<<<<
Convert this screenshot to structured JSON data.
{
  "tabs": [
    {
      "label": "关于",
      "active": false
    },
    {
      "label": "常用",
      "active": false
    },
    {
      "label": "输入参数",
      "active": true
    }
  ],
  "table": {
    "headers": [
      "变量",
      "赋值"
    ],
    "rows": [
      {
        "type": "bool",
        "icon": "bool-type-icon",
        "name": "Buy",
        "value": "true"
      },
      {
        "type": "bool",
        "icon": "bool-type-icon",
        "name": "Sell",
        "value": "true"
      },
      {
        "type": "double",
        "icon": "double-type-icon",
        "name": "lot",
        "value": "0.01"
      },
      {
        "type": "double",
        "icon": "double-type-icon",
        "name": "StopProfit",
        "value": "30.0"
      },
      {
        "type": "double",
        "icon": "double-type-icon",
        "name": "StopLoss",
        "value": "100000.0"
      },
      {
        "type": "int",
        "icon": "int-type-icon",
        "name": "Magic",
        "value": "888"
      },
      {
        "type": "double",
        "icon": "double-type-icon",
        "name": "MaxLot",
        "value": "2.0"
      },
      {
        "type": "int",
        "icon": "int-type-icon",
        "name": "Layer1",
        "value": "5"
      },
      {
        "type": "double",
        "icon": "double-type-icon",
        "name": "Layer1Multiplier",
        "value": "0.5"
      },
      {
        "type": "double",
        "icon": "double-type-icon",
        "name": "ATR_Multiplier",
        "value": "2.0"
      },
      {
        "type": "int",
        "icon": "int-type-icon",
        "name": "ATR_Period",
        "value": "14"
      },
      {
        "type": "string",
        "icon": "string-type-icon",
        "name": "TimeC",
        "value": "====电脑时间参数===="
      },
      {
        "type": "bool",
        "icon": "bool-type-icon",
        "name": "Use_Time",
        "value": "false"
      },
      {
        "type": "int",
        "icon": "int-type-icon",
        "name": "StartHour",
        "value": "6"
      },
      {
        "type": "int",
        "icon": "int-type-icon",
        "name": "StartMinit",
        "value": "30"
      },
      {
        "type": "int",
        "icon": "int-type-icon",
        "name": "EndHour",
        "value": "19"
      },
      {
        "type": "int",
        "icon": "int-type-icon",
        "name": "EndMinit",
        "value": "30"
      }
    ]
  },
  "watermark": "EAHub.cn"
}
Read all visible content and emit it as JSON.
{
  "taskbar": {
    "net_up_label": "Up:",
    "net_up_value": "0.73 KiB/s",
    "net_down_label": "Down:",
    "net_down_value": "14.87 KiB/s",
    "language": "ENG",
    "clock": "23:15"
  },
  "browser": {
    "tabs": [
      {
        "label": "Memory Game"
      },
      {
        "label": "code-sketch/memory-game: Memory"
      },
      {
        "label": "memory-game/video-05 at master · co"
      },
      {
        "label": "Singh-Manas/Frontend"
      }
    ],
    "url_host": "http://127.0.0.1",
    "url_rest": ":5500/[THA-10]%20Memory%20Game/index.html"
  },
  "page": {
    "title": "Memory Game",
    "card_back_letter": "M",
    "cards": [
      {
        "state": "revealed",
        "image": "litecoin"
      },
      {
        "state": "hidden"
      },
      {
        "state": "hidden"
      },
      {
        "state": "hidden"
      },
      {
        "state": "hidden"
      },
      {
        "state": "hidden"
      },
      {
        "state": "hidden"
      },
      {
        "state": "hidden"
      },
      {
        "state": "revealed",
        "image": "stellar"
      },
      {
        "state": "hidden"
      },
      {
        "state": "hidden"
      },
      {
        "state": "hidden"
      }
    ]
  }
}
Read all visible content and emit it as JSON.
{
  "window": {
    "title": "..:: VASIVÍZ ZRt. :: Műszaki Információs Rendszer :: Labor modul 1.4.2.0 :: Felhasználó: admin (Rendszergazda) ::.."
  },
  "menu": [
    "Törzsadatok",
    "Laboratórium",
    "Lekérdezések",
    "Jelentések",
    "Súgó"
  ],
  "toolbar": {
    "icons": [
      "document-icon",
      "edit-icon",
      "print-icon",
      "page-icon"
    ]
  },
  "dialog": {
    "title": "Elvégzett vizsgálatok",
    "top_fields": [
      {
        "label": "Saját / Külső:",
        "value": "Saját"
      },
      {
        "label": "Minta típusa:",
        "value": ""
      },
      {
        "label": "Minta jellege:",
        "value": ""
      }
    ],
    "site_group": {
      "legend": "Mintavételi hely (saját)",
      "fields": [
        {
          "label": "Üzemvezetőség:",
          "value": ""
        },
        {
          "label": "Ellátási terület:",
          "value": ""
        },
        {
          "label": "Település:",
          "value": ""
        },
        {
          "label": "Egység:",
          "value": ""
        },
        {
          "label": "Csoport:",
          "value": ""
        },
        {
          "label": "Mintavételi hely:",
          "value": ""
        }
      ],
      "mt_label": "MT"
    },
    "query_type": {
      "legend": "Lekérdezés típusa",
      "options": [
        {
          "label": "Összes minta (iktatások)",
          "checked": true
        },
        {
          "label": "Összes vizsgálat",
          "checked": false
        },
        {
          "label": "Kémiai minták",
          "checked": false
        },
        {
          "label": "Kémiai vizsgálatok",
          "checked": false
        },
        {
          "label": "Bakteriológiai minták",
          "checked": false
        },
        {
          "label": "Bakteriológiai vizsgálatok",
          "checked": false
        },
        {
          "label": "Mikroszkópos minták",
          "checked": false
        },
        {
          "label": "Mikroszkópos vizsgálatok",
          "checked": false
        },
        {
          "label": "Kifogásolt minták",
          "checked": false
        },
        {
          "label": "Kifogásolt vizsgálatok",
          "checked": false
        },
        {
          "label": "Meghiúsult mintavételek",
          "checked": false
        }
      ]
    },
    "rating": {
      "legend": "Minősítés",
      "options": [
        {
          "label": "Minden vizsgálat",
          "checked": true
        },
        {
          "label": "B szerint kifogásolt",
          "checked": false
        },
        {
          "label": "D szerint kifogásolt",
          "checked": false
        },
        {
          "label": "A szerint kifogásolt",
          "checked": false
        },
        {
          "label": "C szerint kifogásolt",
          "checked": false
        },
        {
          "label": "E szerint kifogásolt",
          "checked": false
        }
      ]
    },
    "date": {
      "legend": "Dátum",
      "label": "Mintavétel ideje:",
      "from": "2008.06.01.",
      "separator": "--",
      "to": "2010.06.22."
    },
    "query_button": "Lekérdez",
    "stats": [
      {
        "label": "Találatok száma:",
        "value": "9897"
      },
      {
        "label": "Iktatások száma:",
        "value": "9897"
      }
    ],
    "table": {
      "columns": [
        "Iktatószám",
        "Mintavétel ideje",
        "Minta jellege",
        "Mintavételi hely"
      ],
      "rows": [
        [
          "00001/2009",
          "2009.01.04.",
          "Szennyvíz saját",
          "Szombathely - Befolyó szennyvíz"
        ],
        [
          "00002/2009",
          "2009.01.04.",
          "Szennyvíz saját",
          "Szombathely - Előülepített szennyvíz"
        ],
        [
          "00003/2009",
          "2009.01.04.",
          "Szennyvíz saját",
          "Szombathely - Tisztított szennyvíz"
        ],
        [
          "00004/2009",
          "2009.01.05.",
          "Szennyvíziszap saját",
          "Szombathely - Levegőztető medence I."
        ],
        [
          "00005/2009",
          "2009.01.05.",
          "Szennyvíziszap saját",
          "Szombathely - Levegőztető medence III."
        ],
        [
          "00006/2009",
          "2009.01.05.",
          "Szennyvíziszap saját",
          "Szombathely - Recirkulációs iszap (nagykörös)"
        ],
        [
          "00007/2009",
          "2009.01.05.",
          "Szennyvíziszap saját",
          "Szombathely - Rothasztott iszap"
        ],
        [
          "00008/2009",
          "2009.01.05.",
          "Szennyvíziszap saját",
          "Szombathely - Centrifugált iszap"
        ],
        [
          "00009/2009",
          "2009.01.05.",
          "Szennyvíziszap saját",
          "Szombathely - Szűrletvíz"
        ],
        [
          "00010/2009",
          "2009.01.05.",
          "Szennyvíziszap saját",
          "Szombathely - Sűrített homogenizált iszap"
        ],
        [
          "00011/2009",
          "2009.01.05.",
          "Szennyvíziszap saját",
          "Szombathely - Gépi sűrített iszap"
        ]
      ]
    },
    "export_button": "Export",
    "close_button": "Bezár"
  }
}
>>>>
Identify each line of the material where the word "szerint" shows up, and copy it.

Result of the exercise:
          "label": "B szerint kifogásolt",
          "label": "D szerint kifogásolt",
          "label": "A szerint kifogásolt",
          "label": "C szerint kifogásolt",
          "label": "E szerint kifogásolt",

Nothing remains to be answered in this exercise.